Ca va être grave. Nous arrivons devant la salle où va débuter le film de Julia Ducournau. Il est 22h30, et dans cinq minutes les lumières s'éteindront pour laisser place aux publicités et autres joyeusetés que nous proposent les cinémas. Il y a la queue devant les toilettes, à proximité de la salle, mais je décide quand même de tenter ma chance. Il est tard, je suis fatigué et j'ai envie de me repoudrer le nez. C'est dingue, parce que cette expression peut représenter deux autres choses qu'un sens propre. Dans les deux cas, personne ne doit le savoir. J'ouvre la porte des toilettes, la queue s'étend jusqu'aux deux seules toilettes disponibles. Il y a ces visages blêmes face à moi, ces gens qui n'ont pas vraiment l'habitude de veiller aussi tard, mais qui viennent chercher le dernier frisson de la journée en allant voir Grave. Je décide de tenter ma chance quelques secondes, sans vraiment croire au fait que je vais continuer mon aventure dans ce sinistre lieu. En voulant prendre mon portable dans ma poche, je fais tomber un chewing-gum qui traînait dedans depuis quelques semaines. J'hésite à le ramasser. En remontant la tête vers mes nouveaux compagnons de fuites, je vois deux visages braqués sur le chewing-gum en question. Il est tard, les gens ont mangé, ils ne sont pas rentrés chez eux et ne se sont probablement pas lavé les dents. Il y a un vrai besoin de chewing-gum dans ces toilettes. Brusquement, l'un des types à ma droite se jette par terre, exactement au même moment que moi. Auparavant si effacé, il apparaît désormais transfiguré. J'arrive à choper notre sésame avant lui, le regarde droit dans les yeux et croque le trésor à pleines dents. Il est 22h35, la séance commence et nous sommes en retard. J'engloutis le parfum buccal éphémère d'un coup, et le défie du regard, transcendé par ma performance. Je défie tous les autres du regard. C'est mon chewing-gum. Nous avions tous une envie irrépressible de l'avaler, mais je l'ai eu avant eux. Je retourne auprès de mon ami.

** OBJECTIF DE LA TÂCHE **
Expliquez en une à trois phrases pourquoi, d'après le récit de la séance de Grave, il y a « un vrai besoin de chewing-gum dans ces toilettes ».

** Entrées des éléments encadrés **

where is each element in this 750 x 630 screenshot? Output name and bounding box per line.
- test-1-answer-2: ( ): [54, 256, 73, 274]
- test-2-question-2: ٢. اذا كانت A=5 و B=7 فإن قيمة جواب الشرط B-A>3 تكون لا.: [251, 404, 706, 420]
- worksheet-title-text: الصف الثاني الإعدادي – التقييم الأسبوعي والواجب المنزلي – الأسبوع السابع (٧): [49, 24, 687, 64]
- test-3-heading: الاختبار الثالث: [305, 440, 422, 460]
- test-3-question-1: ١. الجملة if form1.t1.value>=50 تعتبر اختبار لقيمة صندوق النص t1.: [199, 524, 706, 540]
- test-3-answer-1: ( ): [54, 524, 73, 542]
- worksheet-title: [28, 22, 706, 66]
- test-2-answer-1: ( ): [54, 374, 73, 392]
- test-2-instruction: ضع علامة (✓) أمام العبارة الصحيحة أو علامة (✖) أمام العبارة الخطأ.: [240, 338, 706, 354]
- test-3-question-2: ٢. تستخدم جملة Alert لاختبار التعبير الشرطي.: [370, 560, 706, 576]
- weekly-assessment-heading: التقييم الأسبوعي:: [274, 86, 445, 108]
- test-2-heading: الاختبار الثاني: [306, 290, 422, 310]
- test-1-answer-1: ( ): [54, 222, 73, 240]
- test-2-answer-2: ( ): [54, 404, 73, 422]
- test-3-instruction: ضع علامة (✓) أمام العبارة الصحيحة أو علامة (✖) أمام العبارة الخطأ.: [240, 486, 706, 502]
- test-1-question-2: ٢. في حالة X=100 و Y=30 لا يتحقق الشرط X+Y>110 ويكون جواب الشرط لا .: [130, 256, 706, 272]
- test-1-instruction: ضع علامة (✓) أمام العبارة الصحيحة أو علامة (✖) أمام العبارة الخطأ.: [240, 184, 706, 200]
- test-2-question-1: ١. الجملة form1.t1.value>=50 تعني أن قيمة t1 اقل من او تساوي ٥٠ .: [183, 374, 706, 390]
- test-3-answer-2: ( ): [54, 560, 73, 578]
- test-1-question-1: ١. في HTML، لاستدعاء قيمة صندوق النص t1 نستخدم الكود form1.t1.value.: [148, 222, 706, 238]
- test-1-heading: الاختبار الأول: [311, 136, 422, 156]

** RÉSULTAT DE LA TÂCHE **
Il est tard et les gens présents ont mangé. Ils ne sont pas rentrés chez eux et ne se sont donc probablement pas lavé les dents.